Exercise task - Write out the records that appear below, verbatim and complete, but without pictures.

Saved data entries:

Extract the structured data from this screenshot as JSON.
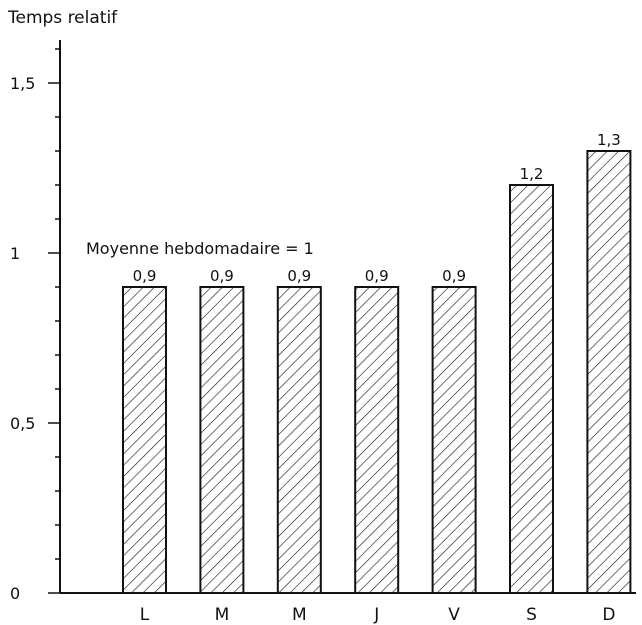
{
  "chart_data": {
    "type": "bar",
    "ylabel": "Temps relatif",
    "annotation": "Moyenne hebdomadaire = 1",
    "categories": [
      "L",
      "M",
      "M",
      "J",
      "V",
      "S",
      "D"
    ],
    "values": [
      0.9,
      0.9,
      0.9,
      0.9,
      0.9,
      1.2,
      1.3
    ],
    "data_labels": [
      "0,9",
      "0,9",
      "0,9",
      "0,9",
      "0,9",
      "1,2",
      "1,3"
    ],
    "y_ticks": [
      {
        "value": 0,
        "label": "0"
      },
      {
        "value": 0.5,
        "label": "0,5"
      },
      {
        "value": 1,
        "label": "1"
      },
      {
        "value": 1.5,
        "label": "1,5"
      }
    ],
    "ylim": [
      0,
      1.7
    ],
    "grid": false,
    "bar_fill": "hatched",
    "colors": {
      "ink": "#111111",
      "background": "#ffffff"
    }
  }
}
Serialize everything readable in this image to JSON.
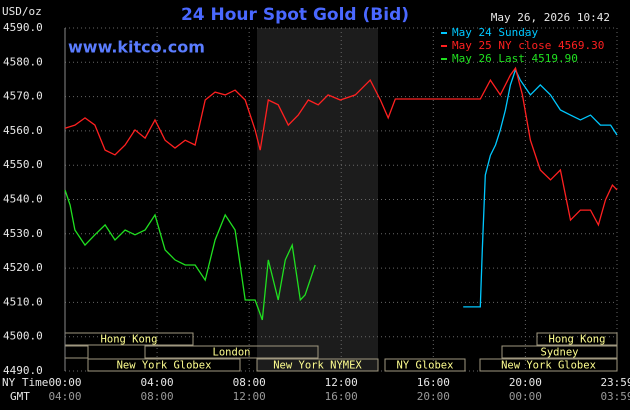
{
  "chart_data": {
    "type": "line",
    "title": "24 Hour Spot Gold (Bid)",
    "subtitle": "www.kitco.com",
    "timestamp": "May 26, 2026 10:42",
    "ylabel": "USD/oz",
    "xlabel": "NY Time",
    "x2label": "GMT",
    "xlim": [
      0,
      23.98
    ],
    "ylim": [
      4490,
      4590
    ],
    "yticks": [
      {
        "value": 4490,
        "label": "4490.0"
      },
      {
        "value": 4500,
        "label": "4500.0"
      },
      {
        "value": 4510,
        "label": "4510.0"
      },
      {
        "value": 4520,
        "label": "4520.0"
      },
      {
        "value": 4530,
        "label": "4530.0"
      },
      {
        "value": 4540,
        "label": "4540.0"
      },
      {
        "value": 4550,
        "label": "4550.0"
      },
      {
        "value": 4560,
        "label": "4560.0"
      },
      {
        "value": 4570,
        "label": "4570.0"
      },
      {
        "value": 4580,
        "label": "4580.0"
      },
      {
        "value": 4590,
        "label": "4590.0"
      }
    ],
    "xticks": [
      {
        "value": 0,
        "label": "00:00"
      },
      {
        "value": 4,
        "label": "04:00"
      },
      {
        "value": 8,
        "label": "08:00"
      },
      {
        "value": 12,
        "label": "12:00"
      },
      {
        "value": 16,
        "label": "16:00"
      },
      {
        "value": 20,
        "label": "20:00"
      },
      {
        "value": 23.98,
        "label": "23:59"
      }
    ],
    "x2ticks": [
      {
        "value": 0,
        "label": "04:00"
      },
      {
        "value": 4,
        "label": "08:00"
      },
      {
        "value": 8,
        "label": "12:00"
      },
      {
        "value": 12,
        "label": "16:00"
      },
      {
        "value": 16,
        "label": "20:00"
      },
      {
        "value": 20,
        "label": "00:00"
      },
      {
        "value": 23.98,
        "label": "03:59"
      }
    ],
    "grid": true,
    "sessions": [
      "Hong Kong",
      "Hong Kong",
      "London",
      "Sydney",
      "New York Globex",
      "New York NYMEX",
      "NY Globex",
      "New York Globex"
    ],
    "series": [
      {
        "name": "May 24 Sunday",
        "color": "#00c8ff",
        "x": [
          17.3,
          18.04,
          18.13,
          18.26,
          18.48,
          18.7,
          18.91,
          19.13,
          19.35,
          19.57,
          19.78,
          20.22,
          20.65,
          21.09,
          21.52,
          21.96,
          22.39,
          22.83,
          23.26,
          23.7,
          23.98
        ],
        "values": [
          4508.7,
          4508.7,
          4525.3,
          4547.1,
          4552.9,
          4555.9,
          4560.3,
          4566.1,
          4573.4,
          4577.8,
          4574.8,
          4570.5,
          4573.4,
          4570.5,
          4566.1,
          4564.6,
          4563.2,
          4564.6,
          4561.7,
          4561.7,
          4558.8
        ]
      },
      {
        "name": "May 25 NY close 4569.30",
        "color": "#ff2020",
        "x": [
          0,
          0.43,
          0.87,
          1.3,
          1.74,
          2.17,
          2.61,
          3.04,
          3.48,
          3.91,
          4.35,
          4.78,
          5.22,
          5.65,
          6.09,
          6.52,
          6.96,
          7.39,
          7.83,
          8.26,
          8.48,
          8.83,
          9.26,
          9.7,
          10.13,
          10.57,
          11,
          11.43,
          11.96,
          12.61,
          13.26,
          13.7,
          14.04,
          14.35,
          18.04,
          18.48,
          18.91,
          19.35,
          19.57,
          19.87,
          20.22,
          20.65,
          21.09,
          21.52,
          21.96,
          22.39,
          22.83,
          23.17,
          23.48,
          23.78,
          23.98
        ],
        "values": [
          4560.8,
          4561.7,
          4563.8,
          4561.7,
          4554.4,
          4553.0,
          4555.9,
          4560.3,
          4557.9,
          4563.2,
          4557.3,
          4555.0,
          4557.3,
          4555.9,
          4569.0,
          4571.3,
          4570.5,
          4571.9,
          4569.0,
          4560.3,
          4554.4,
          4569.0,
          4567.6,
          4561.7,
          4564.6,
          4569.0,
          4567.6,
          4570.5,
          4569.0,
          4570.5,
          4574.8,
          4569.0,
          4563.8,
          4569.3,
          4569.3,
          4574.8,
          4570.5,
          4576.3,
          4578.3,
          4570.5,
          4557.3,
          4548.6,
          4545.7,
          4548.6,
          4534.0,
          4536.9,
          4536.9,
          4532.6,
          4539.9,
          4544.2,
          4542.8
        ]
      },
      {
        "name": "May 26 Last 4519.90",
        "color": "#20e020",
        "x": [
          0,
          0.22,
          0.43,
          0.87,
          1.3,
          1.74,
          2.17,
          2.61,
          3.04,
          3.48,
          3.91,
          4.35,
          4.78,
          5.22,
          5.65,
          6.09,
          6.52,
          6.96,
          7.39,
          7.83,
          8.26,
          8.57,
          8.83,
          9.26,
          9.57,
          9.87,
          10.22,
          10.43,
          10.87
        ],
        "values": [
          4542.8,
          4538.4,
          4531.1,
          4526.7,
          4529.7,
          4532.6,
          4528.2,
          4531.1,
          4529.7,
          4531.1,
          4535.5,
          4525.3,
          4522.4,
          4520.9,
          4520.9,
          4516.5,
          4528.2,
          4535.5,
          4531.1,
          4510.7,
          4510.7,
          4504.9,
          4522.4,
          4510.7,
          4522.4,
          4526.7,
          4510.7,
          4512.2,
          4520.9
        ]
      }
    ]
  }
}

Task solution -
Extract the structured data from this screenshot as JSON.
{
  "chart_data": {
    "type": "bar",
    "ylabel": "Temps relatif",
    "annotation": "Moyenne hebdomadaire = 1",
    "categories": [
      "L",
      "M",
      "M",
      "J",
      "V",
      "S",
      "D"
    ],
    "values": [
      0.9,
      0.9,
      0.9,
      0.9,
      0.9,
      1.2,
      1.3
    ],
    "data_labels": [
      "0,9",
      "0,9",
      "0,9",
      "0,9",
      "0,9",
      "1,2",
      "1,3"
    ],
    "y_ticks": [
      {
        "value": 0,
        "label": "0"
      },
      {
        "value": 0.5,
        "label": "0,5"
      },
      {
        "value": 1,
        "label": "1"
      },
      {
        "value": 1.5,
        "label": "1,5"
      }
    ],
    "ylim": [
      0,
      1.7
    ],
    "grid": false,
    "bar_fill": "hatched",
    "colors": {
      "ink": "#111111",
      "background": "#ffffff"
    }
  }
}
Serialize everything readable in this image to JSON.
{
  "chart_data": {
    "type": "line",
    "title": "24 Hour Spot Gold (Bid)",
    "subtitle": "www.kitco.com",
    "timestamp": "May 26, 2026 10:42",
    "ylabel": "USD/oz",
    "xlabel": "NY Time",
    "x2label": "GMT",
    "xlim": [
      0,
      23.98
    ],
    "ylim": [
      4490,
      4590
    ],
    "yticks": [
      {
        "value": 4490,
        "label": "4490.0"
      },
      {
        "value": 4500,
        "label": "4500.0"
      },
      {
        "value": 4510,
        "label": "4510.0"
      },
      {
        "value": 4520,
        "label": "4520.0"
      },
      {
        "value": 4530,
        "label": "4530.0"
      },
      {
        "value": 4540,
        "label": "4540.0"
      },
      {
        "value": 4550,
        "label": "4550.0"
      },
      {
        "value": 4560,
        "label": "4560.0"
      },
      {
        "value": 4570,
        "label": "4570.0"
      },
      {
        "value": 4580,
        "label": "4580.0"
      },
      {
        "value": 4590,
        "label": "4590.0"
      }
    ],
    "xticks": [
      {
        "value": 0,
        "label": "00:00"
      },
      {
        "value": 4,
        "label": "04:00"
      },
      {
        "value": 8,
        "label": "08:00"
      },
      {
        "value": 12,
        "label": "12:00"
      },
      {
        "value": 16,
        "label": "16:00"
      },
      {
        "value": 20,
        "label": "20:00"
      },
      {
        "value": 23.98,
        "label": "23:59"
      }
    ],
    "x2ticks": [
      {
        "value": 0,
        "label": "04:00"
      },
      {
        "value": 4,
        "label": "08:00"
      },
      {
        "value": 8,
        "label": "12:00"
      },
      {
        "value": 12,
        "label": "16:00"
      },
      {
        "value": 16,
        "label": "20:00"
      },
      {
        "value": 20,
        "label": "00:00"
      },
      {
        "value": 23.98,
        "label": "03:59"
      }
    ],
    "grid": true,
    "sessions": [
      "Hong Kong",
      "Hong Kong",
      "London",
      "Sydney",
      "New York Globex",
      "New York NYMEX",
      "NY Globex",
      "New York Globex"
    ],
    "series": [
      {
        "name": "May 24 Sunday",
        "color": "#00c8ff",
        "x": [
          17.3,
          18.04,
          18.13,
          18.26,
          18.48,
          18.7,
          18.91,
          19.13,
          19.35,
          19.57,
          19.78,
          20.22,
          20.65,
          21.09,
          21.52,
          21.96,
          22.39,
          22.83,
          23.26,
          23.7,
          23.98
        ],
        "values": [
          4508.7,
          4508.7,
          4525.3,
          4547.1,
          4552.9,
          4555.9,
          4560.3,
          4566.1,
          4573.4,
          4577.8,
          4574.8,
          4570.5,
          4573.4,
          4570.5,
          4566.1,
          4564.6,
          4563.2,
          4564.6,
          4561.7,
          4561.7,
          4558.8
        ]
      },
      {
        "name": "May 25 NY close 4569.30",
        "color": "#ff2020",
        "x": [
          0,
          0.43,
          0.87,
          1.3,
          1.74,
          2.17,
          2.61,
          3.04,
          3.48,
          3.91,
          4.35,
          4.78,
          5.22,
          5.65,
          6.09,
          6.52,
          6.96,
          7.39,
          7.83,
          8.26,
          8.48,
          8.83,
          9.26,
          9.7,
          10.13,
          10.57,
          11,
          11.43,
          11.96,
          12.61,
          13.26,
          13.7,
          14.04,
          14.35,
          18.04,
          18.48,
          18.91,
          19.35,
          19.57,
          19.87,
          20.22,
          20.65,
          21.09,
          21.52,
          21.96,
          22.39,
          22.83,
          23.17,
          23.48,
          23.78,
          23.98
        ],
        "values": [
          4560.8,
          4561.7,
          4563.8,
          4561.7,
          4554.4,
          4553.0,
          4555.9,
          4560.3,
          4557.9,
          4563.2,
          4557.3,
          4555.0,
          4557.3,
          4555.9,
          4569.0,
          4571.3,
          4570.5,
          4571.9,
          4569.0,
          4560.3,
          4554.4,
          4569.0,
          4567.6,
          4561.7,
          4564.6,
          4569.0,
          4567.6,
          4570.5,
          4569.0,
          4570.5,
          4574.8,
          4569.0,
          4563.8,
          4569.3,
          4569.3,
          4574.8,
          4570.5,
          4576.3,
          4578.3,
          4570.5,
          4557.3,
          4548.6,
          4545.7,
          4548.6,
          4534.0,
          4536.9,
          4536.9,
          4532.6,
          4539.9,
          4544.2,
          4542.8
        ]
      },
      {
        "name": "May 26 Last 4519.90",
        "color": "#20e020",
        "x": [
          0,
          0.22,
          0.43,
          0.87,
          1.3,
          1.74,
          2.17,
          2.61,
          3.04,
          3.48,
          3.91,
          4.35,
          4.78,
          5.22,
          5.65,
          6.09,
          6.52,
          6.96,
          7.39,
          7.83,
          8.26,
          8.57,
          8.83,
          9.26,
          9.57,
          9.87,
          10.22,
          10.43,
          10.87
        ],
        "values": [
          4542.8,
          4538.4,
          4531.1,
          4526.7,
          4529.7,
          4532.6,
          4528.2,
          4531.1,
          4529.7,
          4531.1,
          4535.5,
          4525.3,
          4522.4,
          4520.9,
          4520.9,
          4516.5,
          4528.2,
          4535.5,
          4531.1,
          4510.7,
          4510.7,
          4504.9,
          4522.4,
          4510.7,
          4522.4,
          4526.7,
          4510.7,
          4512.2,
          4520.9
        ]
      }
    ]
  }
}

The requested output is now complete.